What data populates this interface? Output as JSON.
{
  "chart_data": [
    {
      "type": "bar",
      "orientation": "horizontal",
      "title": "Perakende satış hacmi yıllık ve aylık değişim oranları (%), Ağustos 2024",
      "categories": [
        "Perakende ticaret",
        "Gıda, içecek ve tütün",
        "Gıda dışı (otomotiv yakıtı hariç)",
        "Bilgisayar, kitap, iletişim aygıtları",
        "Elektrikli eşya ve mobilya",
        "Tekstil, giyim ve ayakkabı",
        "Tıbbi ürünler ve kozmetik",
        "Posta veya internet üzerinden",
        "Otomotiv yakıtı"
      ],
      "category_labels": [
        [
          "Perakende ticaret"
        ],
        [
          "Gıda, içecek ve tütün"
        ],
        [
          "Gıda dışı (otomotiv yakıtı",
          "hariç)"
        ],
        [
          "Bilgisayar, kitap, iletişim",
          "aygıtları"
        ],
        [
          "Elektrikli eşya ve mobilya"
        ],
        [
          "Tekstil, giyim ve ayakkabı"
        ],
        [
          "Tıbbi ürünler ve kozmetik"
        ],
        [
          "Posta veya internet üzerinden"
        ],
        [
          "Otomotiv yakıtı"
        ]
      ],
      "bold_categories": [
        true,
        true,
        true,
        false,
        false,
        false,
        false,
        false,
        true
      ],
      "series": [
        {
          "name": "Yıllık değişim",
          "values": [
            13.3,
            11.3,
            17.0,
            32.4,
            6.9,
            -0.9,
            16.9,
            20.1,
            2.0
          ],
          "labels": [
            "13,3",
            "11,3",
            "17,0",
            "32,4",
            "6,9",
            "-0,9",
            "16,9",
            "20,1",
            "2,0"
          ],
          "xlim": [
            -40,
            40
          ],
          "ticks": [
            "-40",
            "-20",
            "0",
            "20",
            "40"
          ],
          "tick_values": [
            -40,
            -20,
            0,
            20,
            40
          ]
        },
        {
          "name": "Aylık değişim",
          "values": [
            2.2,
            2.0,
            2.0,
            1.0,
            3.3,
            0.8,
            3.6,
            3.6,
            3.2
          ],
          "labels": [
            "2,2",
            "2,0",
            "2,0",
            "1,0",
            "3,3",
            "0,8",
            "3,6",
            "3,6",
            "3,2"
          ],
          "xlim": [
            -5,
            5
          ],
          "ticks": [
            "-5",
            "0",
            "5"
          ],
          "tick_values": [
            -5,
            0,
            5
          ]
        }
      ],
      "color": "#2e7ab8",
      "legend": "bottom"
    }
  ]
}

REQUIREMENT: Retype all of the material above with every character intact.

SOLUTION:
What data populates this interface? Output as JSON.
{
  "chart_data": [
    {
      "type": "bar",
      "orientation": "horizontal",
      "title": "Perakende satış hacmi yıllık ve aylık değişim oranları (%), Ağustos 2024",
      "categories": [
        "Perakende ticaret",
        "Gıda, içecek ve tütün",
        "Gıda dışı (otomotiv yakıtı hariç)",
        "Bilgisayar, kitap, iletişim aygıtları",
        "Elektrikli eşya ve mobilya",
        "Tekstil, giyim ve ayakkabı",
        "Tıbbi ürünler ve kozmetik",
        "Posta veya internet üzerinden",
        "Otomotiv yakıtı"
      ],
      "category_labels": [
        [
          "Perakende ticaret"
        ],
        [
          "Gıda, içecek ve tütün"
        ],
        [
          "Gıda dışı (otomotiv yakıtı",
          "hariç)"
        ],
        [
          "Bilgisayar, kitap, iletişim",
          "aygıtları"
        ],
        [
          "Elektrikli eşya ve mobilya"
        ],
        [
          "Tekstil, giyim ve ayakkabı"
        ],
        [
          "Tıbbi ürünler ve kozmetik"
        ],
        [
          "Posta veya internet üzerinden"
        ],
        [
          "Otomotiv yakıtı"
        ]
      ],
      "bold_categories": [
        true,
        true,
        true,
        false,
        false,
        false,
        false,
        false,
        true
      ],
      "series": [
        {
          "name": "Yıllık değişim",
          "values": [
            13.3,
            11.3,
            17.0,
            32.4,
            6.9,
            -0.9,
            16.9,
            20.1,
            2.0
          ],
          "labels": [
            "13,3",
            "11,3",
            "17,0",
            "32,4",
            "6,9",
            "-0,9",
            "16,9",
            "20,1",
            "2,0"
          ],
          "xlim": [
            -40,
            40
          ],
          "ticks": [
            "-40",
            "-20",
            "0",
            "20",
            "40"
          ],
          "tick_values": [
            -40,
            -20,
            0,
            20,
            40
          ]
        },
        {
          "name": "Aylık değişim",
          "values": [
            2.2,
            2.0,
            2.0,
            1.0,
            3.3,
            0.8,
            3.6,
            3.6,
            3.2
          ],
          "labels": [
            "2,2",
            "2,0",
            "2,0",
            "1,0",
            "3,3",
            "0,8",
            "3,6",
            "3,6",
            "3,2"
          ],
          "xlim": [
            -5,
            5
          ],
          "ticks": [
            "-5",
            "0",
            "5"
          ],
          "tick_values": [
            -5,
            0,
            5
          ]
        }
      ],
      "color": "#2e7ab8",
      "legend": "bottom"
    }
  ]
}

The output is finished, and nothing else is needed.